また、特許文献1に開示されたタイヤの構成材料となるゴム状弾性シート材料の製造方法では、長尺の繊維補強ゴム部材を製造しようとすると、成形用ドラムを大径かつ長尺にする必要があり、製造設備が大型化するなど簡単に対応することができないという問題がある。
さらに、特許文献2に開示されたゴム製筒体の製造方法では、筒状体への適用は簡単にできるものの、長尺のゴム部材にそのまま適用するとゴム部材の表裏両面を補強することになるなど、簡単に適用することができないという問題がある。
また、この出願での「加硫」とは、通常の加温による加硫、例えば缶加硫のほか、加硫剤と加硫促進剤により常温で加硫する自然加硫を含むものである。
また、前記平板状のゴム基板は、補強用短繊維が配合されているので、ゴム基板自体を短繊維で補強することで、繊維補強ゴム部材の耐圧強度を一層高めることが可能となる。

ボックス座標の一覧
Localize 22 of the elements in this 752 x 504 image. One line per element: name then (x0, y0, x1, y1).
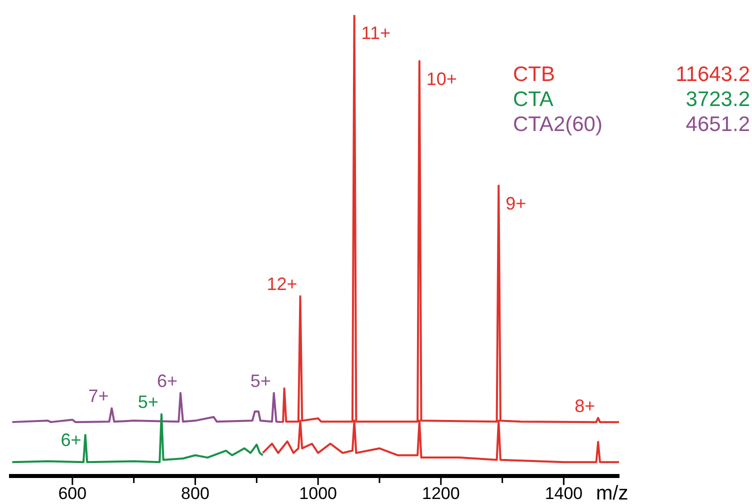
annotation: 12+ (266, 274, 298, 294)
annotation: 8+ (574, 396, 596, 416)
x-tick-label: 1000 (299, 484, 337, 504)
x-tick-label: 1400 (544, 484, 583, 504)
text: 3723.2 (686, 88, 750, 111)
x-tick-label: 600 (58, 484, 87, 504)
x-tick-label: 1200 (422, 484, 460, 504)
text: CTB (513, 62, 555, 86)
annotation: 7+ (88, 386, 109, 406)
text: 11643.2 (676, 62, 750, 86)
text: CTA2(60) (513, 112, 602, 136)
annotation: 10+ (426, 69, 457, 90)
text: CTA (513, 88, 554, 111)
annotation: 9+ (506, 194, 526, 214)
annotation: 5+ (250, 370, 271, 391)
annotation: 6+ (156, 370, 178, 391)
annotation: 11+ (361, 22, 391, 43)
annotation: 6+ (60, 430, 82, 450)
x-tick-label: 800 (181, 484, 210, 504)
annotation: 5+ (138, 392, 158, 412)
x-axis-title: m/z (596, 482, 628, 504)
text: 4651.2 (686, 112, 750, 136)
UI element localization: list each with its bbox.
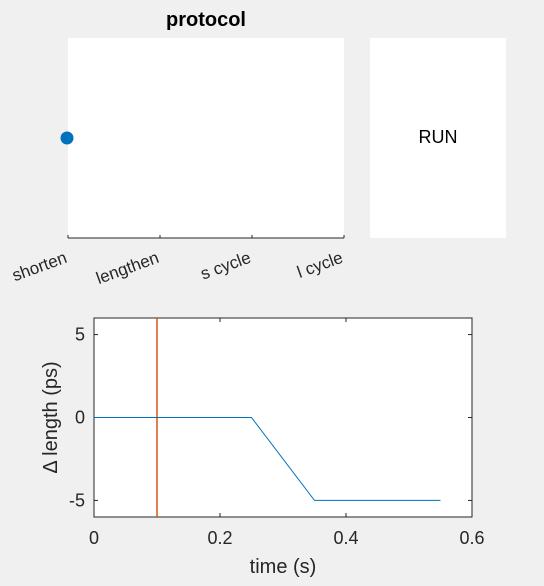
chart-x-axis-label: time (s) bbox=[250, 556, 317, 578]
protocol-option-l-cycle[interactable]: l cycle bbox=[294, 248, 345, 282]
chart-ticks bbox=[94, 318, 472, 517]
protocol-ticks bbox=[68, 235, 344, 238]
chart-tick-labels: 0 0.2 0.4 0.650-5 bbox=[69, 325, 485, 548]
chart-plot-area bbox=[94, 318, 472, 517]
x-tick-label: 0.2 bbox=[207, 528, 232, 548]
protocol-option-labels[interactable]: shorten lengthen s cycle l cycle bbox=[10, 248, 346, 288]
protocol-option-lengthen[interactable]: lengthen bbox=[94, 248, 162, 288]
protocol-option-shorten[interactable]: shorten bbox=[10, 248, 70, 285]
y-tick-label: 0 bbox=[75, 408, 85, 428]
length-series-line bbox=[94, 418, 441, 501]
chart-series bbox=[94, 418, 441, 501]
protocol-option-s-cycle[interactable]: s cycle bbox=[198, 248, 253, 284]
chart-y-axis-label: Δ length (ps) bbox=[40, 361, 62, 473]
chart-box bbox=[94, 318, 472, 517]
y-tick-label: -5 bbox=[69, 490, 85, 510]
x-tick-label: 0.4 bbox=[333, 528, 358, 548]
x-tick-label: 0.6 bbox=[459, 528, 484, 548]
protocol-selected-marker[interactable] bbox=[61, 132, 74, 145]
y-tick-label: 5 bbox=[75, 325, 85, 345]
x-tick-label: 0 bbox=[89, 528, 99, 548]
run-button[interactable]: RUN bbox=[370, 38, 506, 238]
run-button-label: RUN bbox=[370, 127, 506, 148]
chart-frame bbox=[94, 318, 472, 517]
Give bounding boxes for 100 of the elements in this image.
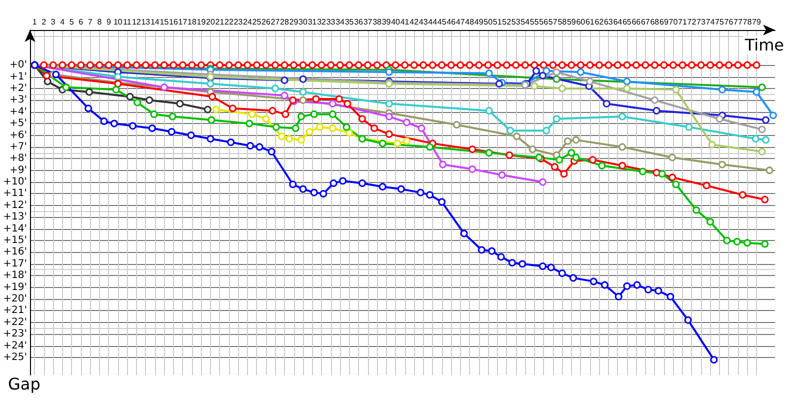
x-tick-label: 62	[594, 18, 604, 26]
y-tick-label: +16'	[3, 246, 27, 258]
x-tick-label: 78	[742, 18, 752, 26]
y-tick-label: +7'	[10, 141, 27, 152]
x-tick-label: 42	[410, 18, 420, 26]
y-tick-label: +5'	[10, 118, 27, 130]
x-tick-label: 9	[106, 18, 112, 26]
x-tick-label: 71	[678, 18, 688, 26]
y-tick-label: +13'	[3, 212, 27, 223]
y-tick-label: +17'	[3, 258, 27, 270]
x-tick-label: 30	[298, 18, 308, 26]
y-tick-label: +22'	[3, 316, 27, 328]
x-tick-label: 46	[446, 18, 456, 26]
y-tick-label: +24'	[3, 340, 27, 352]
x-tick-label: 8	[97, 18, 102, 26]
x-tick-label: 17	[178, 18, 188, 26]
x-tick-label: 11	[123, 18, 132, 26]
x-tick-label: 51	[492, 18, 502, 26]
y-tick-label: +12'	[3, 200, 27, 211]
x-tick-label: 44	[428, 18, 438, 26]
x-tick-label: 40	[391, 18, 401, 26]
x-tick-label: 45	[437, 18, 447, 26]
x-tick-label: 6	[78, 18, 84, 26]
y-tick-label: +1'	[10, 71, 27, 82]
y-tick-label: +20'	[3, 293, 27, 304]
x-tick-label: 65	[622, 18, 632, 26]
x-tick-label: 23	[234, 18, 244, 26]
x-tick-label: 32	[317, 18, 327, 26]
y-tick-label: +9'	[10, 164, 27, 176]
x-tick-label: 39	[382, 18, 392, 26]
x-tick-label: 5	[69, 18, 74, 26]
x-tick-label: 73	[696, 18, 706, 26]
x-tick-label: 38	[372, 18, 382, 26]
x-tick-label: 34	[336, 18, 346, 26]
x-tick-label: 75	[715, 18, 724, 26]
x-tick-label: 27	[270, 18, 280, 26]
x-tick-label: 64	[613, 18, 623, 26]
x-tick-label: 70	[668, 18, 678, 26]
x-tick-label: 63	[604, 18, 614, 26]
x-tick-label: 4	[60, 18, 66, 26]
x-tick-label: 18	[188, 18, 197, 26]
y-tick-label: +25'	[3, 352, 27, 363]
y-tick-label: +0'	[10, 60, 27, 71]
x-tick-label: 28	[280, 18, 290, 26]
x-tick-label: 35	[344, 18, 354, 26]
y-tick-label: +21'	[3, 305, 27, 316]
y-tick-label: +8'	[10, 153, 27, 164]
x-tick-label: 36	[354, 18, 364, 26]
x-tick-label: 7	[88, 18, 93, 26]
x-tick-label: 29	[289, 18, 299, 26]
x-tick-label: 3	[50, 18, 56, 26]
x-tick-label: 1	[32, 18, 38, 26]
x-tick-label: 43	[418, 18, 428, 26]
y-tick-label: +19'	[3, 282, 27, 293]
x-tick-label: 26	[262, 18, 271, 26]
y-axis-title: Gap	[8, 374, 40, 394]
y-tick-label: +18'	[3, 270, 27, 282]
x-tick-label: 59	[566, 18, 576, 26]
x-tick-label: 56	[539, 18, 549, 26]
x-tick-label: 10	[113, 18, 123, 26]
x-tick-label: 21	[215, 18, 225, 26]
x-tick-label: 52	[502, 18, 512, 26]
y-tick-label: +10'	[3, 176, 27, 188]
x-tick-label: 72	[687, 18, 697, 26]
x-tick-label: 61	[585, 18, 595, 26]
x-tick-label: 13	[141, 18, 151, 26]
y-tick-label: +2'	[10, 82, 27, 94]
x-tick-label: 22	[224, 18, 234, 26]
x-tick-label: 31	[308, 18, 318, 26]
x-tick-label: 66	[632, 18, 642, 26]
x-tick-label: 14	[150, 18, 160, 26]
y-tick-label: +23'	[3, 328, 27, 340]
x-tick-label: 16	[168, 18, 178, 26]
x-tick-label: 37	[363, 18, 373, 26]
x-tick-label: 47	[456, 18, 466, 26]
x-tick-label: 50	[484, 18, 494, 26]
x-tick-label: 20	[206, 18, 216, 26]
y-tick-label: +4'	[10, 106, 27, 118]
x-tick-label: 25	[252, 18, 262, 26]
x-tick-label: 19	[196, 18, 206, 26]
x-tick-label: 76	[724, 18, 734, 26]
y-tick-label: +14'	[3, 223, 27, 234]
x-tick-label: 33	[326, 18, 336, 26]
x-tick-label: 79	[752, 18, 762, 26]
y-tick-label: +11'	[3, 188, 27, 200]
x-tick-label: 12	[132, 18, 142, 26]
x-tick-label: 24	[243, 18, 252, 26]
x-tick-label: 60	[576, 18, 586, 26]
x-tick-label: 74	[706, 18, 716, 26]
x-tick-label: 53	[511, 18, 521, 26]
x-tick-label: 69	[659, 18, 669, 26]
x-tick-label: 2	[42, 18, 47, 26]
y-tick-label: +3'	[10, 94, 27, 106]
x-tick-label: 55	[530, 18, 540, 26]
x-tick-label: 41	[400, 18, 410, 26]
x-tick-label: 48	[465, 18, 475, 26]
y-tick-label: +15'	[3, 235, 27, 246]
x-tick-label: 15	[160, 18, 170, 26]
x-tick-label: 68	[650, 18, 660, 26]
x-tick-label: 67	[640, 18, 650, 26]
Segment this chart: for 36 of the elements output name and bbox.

(課題) 繊維補強ゴム部材の製造に関する文章の続きを、最後の文の後から書くこと。

(回答)
この発明の繊維補強ゴム部材10は、図1に示すように、平板状のゴム基板11と、このゴム基板11の長手方向と角度をなして単条コード12を複数本両側端部11aで折り返して交差する2方向に埋設された補強コード層13とからなり、ゴム基板11に補強コード層13を埋設して加硫、例えば缶加硫されて構成されるものであり、例えば図1(b)に横断面形状を示すように、平板状のゴム基板11の幅方向に湾曲した伸縮部14を一ないし複数箇所設けた可撓性継手15などの構成材料として利用されるもので、交差する2方向の補強コード層13で強度向上を確保できるとともに、バイアス補強により可撓性の確保もできるものとなる。
また、未加硫や半加硫のゴム基板の加硫は、通常の加温する加硫、例えば缶加硫を行う場合に限らず、加硫剤と加硫促進剤を入れることにより常温で行う自然加硫も含むものである。
なお、加硫方法の選択や温度設定などの加硫条件は、材料組成や製品として必要な強度などで適宜決定すれば良く、特に、管継手、例えば可撓性継手など、強度を必要とされる場合には、缶加硫を用いることが望ましい。
そして、この平板状の未加硫または半加硫のゴム基板11上に補強コード層13が埋設される。この補強コード層13は、1本のコードである単条コード12を一定ピッチで複数配列し、配列された単条コード12を未加硫または半加硫のゴム基板11の長手方向に対して角度をなして未加硫または半加硫のゴム基板11の両側端部11a,11aで折り返すことで交差する2方向に埋設されて構成され、いわゆるバイアス状態で表層に埋設されて補強されている。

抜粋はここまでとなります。